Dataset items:

- - -

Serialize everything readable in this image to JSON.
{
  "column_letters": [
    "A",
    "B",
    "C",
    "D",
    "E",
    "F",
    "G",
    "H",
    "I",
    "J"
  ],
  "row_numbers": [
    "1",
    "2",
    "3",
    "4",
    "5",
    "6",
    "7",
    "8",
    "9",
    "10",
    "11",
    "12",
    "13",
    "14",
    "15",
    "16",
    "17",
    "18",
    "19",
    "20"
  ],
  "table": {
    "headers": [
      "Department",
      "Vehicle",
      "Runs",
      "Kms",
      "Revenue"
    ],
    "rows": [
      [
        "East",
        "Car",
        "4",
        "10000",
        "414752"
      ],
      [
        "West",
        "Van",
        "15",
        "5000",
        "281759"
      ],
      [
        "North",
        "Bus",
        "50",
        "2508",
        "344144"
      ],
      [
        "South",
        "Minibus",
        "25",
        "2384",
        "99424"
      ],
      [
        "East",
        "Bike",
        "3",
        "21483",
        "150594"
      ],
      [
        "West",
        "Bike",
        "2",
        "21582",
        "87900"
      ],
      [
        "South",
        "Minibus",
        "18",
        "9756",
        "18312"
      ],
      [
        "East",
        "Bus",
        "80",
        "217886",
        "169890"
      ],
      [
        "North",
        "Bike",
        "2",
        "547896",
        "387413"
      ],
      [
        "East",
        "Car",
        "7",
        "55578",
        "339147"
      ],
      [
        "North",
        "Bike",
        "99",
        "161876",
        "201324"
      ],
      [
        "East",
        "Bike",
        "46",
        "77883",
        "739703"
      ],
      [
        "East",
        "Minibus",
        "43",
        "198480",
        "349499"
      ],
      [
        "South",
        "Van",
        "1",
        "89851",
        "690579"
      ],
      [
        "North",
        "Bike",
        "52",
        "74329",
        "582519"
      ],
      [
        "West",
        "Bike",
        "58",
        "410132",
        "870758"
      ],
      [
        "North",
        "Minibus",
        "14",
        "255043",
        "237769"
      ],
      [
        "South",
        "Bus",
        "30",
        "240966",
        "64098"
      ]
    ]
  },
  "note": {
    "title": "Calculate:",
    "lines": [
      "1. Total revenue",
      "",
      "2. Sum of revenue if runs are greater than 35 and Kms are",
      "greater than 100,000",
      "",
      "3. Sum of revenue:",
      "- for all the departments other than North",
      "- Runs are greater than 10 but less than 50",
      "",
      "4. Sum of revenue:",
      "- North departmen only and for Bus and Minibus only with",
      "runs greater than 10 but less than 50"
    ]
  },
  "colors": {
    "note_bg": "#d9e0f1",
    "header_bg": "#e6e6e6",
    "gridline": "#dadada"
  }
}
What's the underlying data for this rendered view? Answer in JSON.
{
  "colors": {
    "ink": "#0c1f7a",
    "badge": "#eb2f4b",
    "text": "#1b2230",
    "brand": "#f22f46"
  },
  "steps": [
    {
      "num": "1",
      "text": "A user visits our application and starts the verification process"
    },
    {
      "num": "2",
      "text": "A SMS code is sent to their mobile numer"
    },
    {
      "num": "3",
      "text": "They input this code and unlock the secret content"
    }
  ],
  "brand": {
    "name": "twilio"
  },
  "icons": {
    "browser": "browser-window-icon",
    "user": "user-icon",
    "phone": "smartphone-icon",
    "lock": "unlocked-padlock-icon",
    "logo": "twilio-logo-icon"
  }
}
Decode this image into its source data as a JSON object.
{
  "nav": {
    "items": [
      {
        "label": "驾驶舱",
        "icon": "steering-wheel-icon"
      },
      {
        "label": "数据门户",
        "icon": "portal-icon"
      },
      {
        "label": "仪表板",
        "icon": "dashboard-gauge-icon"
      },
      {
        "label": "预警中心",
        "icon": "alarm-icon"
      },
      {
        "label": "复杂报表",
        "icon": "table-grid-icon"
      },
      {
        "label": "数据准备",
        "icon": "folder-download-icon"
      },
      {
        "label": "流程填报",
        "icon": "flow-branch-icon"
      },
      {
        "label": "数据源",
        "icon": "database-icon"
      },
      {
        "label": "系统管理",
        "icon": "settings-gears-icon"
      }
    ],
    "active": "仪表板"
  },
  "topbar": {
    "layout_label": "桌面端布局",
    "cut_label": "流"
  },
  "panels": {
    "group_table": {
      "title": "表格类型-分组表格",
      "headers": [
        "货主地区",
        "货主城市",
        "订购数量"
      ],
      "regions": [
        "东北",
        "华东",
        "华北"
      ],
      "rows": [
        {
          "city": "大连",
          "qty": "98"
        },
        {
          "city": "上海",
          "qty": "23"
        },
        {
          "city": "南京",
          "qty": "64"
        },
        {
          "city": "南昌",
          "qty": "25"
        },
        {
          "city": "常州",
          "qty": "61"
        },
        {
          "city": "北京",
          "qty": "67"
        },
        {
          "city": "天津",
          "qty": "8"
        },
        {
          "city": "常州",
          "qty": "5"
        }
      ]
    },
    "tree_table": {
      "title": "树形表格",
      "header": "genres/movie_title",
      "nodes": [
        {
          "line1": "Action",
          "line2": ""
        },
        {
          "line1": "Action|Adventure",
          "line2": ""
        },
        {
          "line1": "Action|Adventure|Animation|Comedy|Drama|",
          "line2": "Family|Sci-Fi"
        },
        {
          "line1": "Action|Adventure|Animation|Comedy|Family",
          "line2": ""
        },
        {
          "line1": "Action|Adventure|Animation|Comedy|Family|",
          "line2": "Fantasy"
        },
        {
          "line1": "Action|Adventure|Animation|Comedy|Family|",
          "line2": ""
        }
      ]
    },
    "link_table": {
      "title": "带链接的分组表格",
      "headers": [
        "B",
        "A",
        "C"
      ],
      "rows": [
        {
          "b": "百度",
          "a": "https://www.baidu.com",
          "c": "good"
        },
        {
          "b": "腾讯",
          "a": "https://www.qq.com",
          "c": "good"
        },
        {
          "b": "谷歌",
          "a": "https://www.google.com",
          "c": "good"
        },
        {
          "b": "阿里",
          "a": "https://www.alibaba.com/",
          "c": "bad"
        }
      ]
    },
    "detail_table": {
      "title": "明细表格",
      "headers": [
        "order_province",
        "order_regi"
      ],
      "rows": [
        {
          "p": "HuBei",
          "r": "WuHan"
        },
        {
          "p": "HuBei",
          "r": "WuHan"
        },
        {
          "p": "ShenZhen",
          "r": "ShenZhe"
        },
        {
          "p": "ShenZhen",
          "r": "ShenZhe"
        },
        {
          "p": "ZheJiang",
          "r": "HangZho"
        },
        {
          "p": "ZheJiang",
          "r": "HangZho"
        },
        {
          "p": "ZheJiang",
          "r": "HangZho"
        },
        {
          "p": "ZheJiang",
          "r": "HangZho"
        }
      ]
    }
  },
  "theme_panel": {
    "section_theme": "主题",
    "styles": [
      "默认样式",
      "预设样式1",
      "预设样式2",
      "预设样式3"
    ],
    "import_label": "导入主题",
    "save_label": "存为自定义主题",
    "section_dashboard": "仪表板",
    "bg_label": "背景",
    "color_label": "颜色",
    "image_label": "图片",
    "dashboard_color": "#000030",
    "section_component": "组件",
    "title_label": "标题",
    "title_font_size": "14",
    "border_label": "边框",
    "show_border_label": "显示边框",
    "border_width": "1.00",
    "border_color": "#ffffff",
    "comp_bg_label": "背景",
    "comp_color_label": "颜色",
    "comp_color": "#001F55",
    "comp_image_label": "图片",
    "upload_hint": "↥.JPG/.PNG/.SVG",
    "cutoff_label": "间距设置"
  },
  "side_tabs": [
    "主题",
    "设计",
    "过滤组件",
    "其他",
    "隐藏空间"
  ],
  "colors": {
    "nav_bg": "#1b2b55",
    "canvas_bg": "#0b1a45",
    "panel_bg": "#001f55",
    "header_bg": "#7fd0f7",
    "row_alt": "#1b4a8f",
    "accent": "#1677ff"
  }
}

- - -

Aim - Exactly reproduce every record.

The reply -
Serialize everything readable in this image to JSON.
{
  "column_letters": [
    "A",
    "B",
    "C",
    "D",
    "E",
    "F",
    "G",
    "H",
    "I",
    "J"
  ],
  "row_numbers": [
    "1",
    "2",
    "3",
    "4",
    "5",
    "6",
    "7",
    "8",
    "9",
    "10",
    "11",
    "12",
    "13",
    "14",
    "15",
    "16",
    "17",
    "18",
    "19",
    "20"
  ],
  "table": {
    "headers": [
      "Department",
      "Vehicle",
      "Runs",
      "Kms",
      "Revenue"
    ],
    "rows": [
      [
        "East",
        "Car",
        "4",
        "10000",
        "414752"
      ],
      [
        "West",
        "Van",
        "15",
        "5000",
        "281759"
      ],
      [
        "North",
        "Bus",
        "50",
        "2508",
        "344144"
      ],
      [
        "South",
        "Minibus",
        "25",
        "2384",
        "99424"
      ],
      [
        "East",
        "Bike",
        "3",
        "21483",
        "150594"
      ],
      [
        "West",
        "Bike",
        "2",
        "21582",
        "87900"
      ],
      [
        "South",
        "Minibus",
        "18",
        "9756",
        "18312"
      ],
      [
        "East",
        "Bus",
        "80",
        "217886",
        "169890"
      ],
      [
        "North",
        "Bike",
        "2",
        "547896",
        "387413"
      ],
      [
        "East",
        "Car",
        "7",
        "55578",
        "339147"
      ],
      [
        "North",
        "Bike",
        "99",
        "161876",
        "201324"
      ],
      [
        "East",
        "Bike",
        "46",
        "77883",
        "739703"
      ],
      [
        "East",
        "Minibus",
        "43",
        "198480",
        "349499"
      ],
      [
        "South",
        "Van",
        "1",
        "89851",
        "690579"
      ],
      [
        "North",
        "Bike",
        "52",
        "74329",
        "582519"
      ],
      [
        "West",
        "Bike",
        "58",
        "410132",
        "870758"
      ],
      [
        "North",
        "Minibus",
        "14",
        "255043",
        "237769"
      ],
      [
        "South",
        "Bus",
        "30",
        "240966",
        "64098"
      ]
    ]
  },
  "note": {
    "title": "Calculate:",
    "lines": [
      "1. Total revenue",
      "",
      "2. Sum of revenue if runs are greater than 35 and Kms are",
      "greater than 100,000",
      "",
      "3. Sum of revenue:",
      "- for all the departments other than North",
      "- Runs are greater than 10 but less than 50",
      "",
      "4. Sum of revenue:",
      "- North departmen only and for Bus and Minibus only with",
      "runs greater than 10 but less than 50"
    ]
  },
  "colors": {
    "note_bg": "#d9e0f1",
    "header_bg": "#e6e6e6",
    "gridline": "#dadada"
  }
}
What's the underlying data for this rendered view? Answer in JSON.
{
  "colors": {
    "ink": "#0c1f7a",
    "badge": "#eb2f4b",
    "text": "#1b2230",
    "brand": "#f22f46"
  },
  "steps": [
    {
      "num": "1",
      "text": "A user visits our application and starts the verification process"
    },
    {
      "num": "2",
      "text": "A SMS code is sent to their mobile numer"
    },
    {
      "num": "3",
      "text": "They input this code and unlock the secret content"
    }
  ],
  "brand": {
    "name": "twilio"
  },
  "icons": {
    "browser": "browser-window-icon",
    "user": "user-icon",
    "phone": "smartphone-icon",
    "lock": "unlocked-padlock-icon",
    "logo": "twilio-logo-icon"
  }
}
Decode this image into its source data as a JSON object.
{
  "nav": {
    "items": [
      {
        "label": "驾驶舱",
        "icon": "steering-wheel-icon"
      },
      {
        "label": "数据门户",
        "icon": "portal-icon"
      },
      {
        "label": "仪表板",
        "icon": "dashboard-gauge-icon"
      },
      {
        "label": "预警中心",
        "icon": "alarm-icon"
      },
      {
        "label": "复杂报表",
        "icon": "table-grid-icon"
      },
      {
        "label": "数据准备",
        "icon": "folder-download-icon"
      },
      {
        "label": "流程填报",
        "icon": "flow-branch-icon"
      },
      {
        "label": "数据源",
        "icon": "database-icon"
      },
      {
        "label": "系统管理",
        "icon": "settings-gears-icon"
      }
    ],
    "active": "仪表板"
  },
  "topbar": {
    "layout_label": "桌面端布局",
    "cut_label": "流"
  },
  "panels": {
    "group_table": {
      "title": "表格类型-分组表格",
      "headers": [
        "货主地区",
        "货主城市",
        "订购数量"
      ],
      "regions": [
        "东北",
        "华东",
        "华北"
      ],
      "rows": [
        {
          "city": "大连",
          "qty": "98"
        },
        {
          "city": "上海",
          "qty": "23"
        },
        {
          "city": "南京",
          "qty": "64"
        },
        {
          "city": "南昌",
          "qty": "25"
        },
        {
          "city": "常州",
          "qty": "61"
        },
        {
          "city": "北京",
          "qty": "67"
        },
        {
          "city": "天津",
          "qty": "8"
        },
        {
          "city": "常州",
          "qty": "5"
        }
      ]
    },
    "tree_table": {
      "title": "树形表格",
      "header": "genres/movie_title",
      "nodes": [
        {
          "line1": "Action",
          "line2": ""
        },
        {
          "line1": "Action|Adventure",
          "line2": ""
        },
        {
          "line1": "Action|Adventure|Animation|Comedy|Drama|",
          "line2": "Family|Sci-Fi"
        },
        {
          "line1": "Action|Adventure|Animation|Comedy|Family",
          "line2": ""
        },
        {
          "line1": "Action|Adventure|Animation|Comedy|Family|",
          "line2": "Fantasy"
        },
        {
          "line1": "Action|Adventure|Animation|Comedy|Family|",
          "line2": ""
        }
      ]
    },
    "link_table": {
      "title": "带链接的分组表格",
      "headers": [
        "B",
        "A",
        "C"
      ],
      "rows": [
        {
          "b": "百度",
          "a": "https://www.baidu.com",
          "c": "good"
        },
        {
          "b": "腾讯",
          "a": "https://www.qq.com",
          "c": "good"
        },
        {
          "b": "谷歌",
          "a": "https://www.google.com",
          "c": "good"
        },
        {
          "b": "阿里",
          "a": "https://www.alibaba.com/",
          "c": "bad"
        }
      ]
    },
    "detail_table": {
      "title": "明细表格",
      "headers": [
        "order_province",
        "order_regi"
      ],
      "rows": [
        {
          "p": "HuBei",
          "r": "WuHan"
        },
        {
          "p": "HuBei",
          "r": "WuHan"
        },
        {
          "p": "ShenZhen",
          "r": "ShenZhe"
        },
        {
          "p": "ShenZhen",
          "r": "ShenZhe"
        },
        {
          "p": "ZheJiang",
          "r": "HangZho"
        },
        {
          "p": "ZheJiang",
          "r": "HangZho"
        },
        {
          "p": "ZheJiang",
          "r": "HangZho"
        },
        {
          "p": "ZheJiang",
          "r": "HangZho"
        }
      ]
    }
  },
  "theme_panel": {
    "section_theme": "主题",
    "styles": [
      "默认样式",
      "预设样式1",
      "预设样式2",
      "预设样式3"
    ],
    "import_label": "导入主题",
    "save_label": "存为自定义主题",
    "section_dashboard": "仪表板",
    "bg_label": "背景",
    "color_label": "颜色",
    "image_label": "图片",
    "dashboard_color": "#000030",
    "section_component": "组件",
    "title_label": "标题",
    "title_font_size": "14",
    "border_label": "边框",
    "show_border_label": "显示边框",
    "border_width": "1.00",
    "border_color": "#ffffff",
    "comp_bg_label": "背景",
    "comp_color_label": "颜色",
    "comp_color": "#001F55",
    "comp_image_label": "图片",
    "upload_hint": "↥.JPG/.PNG/.SVG",
    "cutoff_label": "间距设置"
  },
  "side_tabs": [
    "主题",
    "设计",
    "过滤组件",
    "其他",
    "隐藏空间"
  ],
  "colors": {
    "nav_bg": "#1b2b55",
    "canvas_bg": "#0b1a45",
    "panel_bg": "#001f55",
    "header_bg": "#7fd0f7",
    "row_alt": "#1b4a8f",
    "accent": "#1677ff"
  }
}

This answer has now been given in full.